* AIM: Print the entries that appear below, exactly as written and without their pictures.

* Recorded data:
☆ ☆ ☆

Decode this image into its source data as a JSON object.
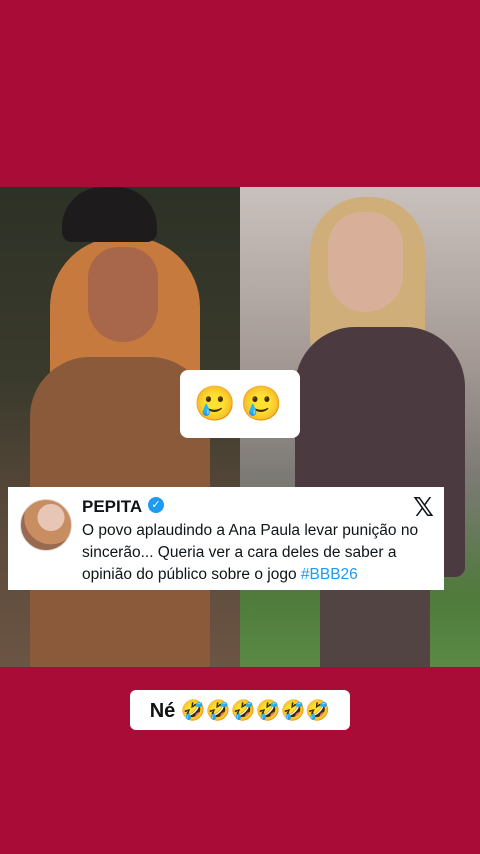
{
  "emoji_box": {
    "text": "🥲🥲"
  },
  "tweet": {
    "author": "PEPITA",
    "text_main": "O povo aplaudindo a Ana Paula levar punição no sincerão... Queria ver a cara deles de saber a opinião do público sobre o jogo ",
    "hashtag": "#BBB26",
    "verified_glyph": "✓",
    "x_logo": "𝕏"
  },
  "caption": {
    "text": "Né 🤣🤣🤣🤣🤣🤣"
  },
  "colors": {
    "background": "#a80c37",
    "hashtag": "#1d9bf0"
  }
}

☆ ☆ ☆

* SOLUTION TO THIS PROBLEM:
Decode this image into its source data as a JSON object.
{
  "emoji_box": {
    "text": "🥲🥲"
  },
  "tweet": {
    "author": "PEPITA",
    "text_main": "O povo aplaudindo a Ana Paula levar punição no sincerão... Queria ver a cara deles de saber a opinião do público sobre o jogo ",
    "hashtag": "#BBB26",
    "verified_glyph": "✓",
    "x_logo": "𝕏"
  },
  "caption": {
    "text": "Né 🤣🤣🤣🤣🤣🤣"
  },
  "colors": {
    "background": "#a80c37",
    "hashtag": "#1d9bf0"
  }
}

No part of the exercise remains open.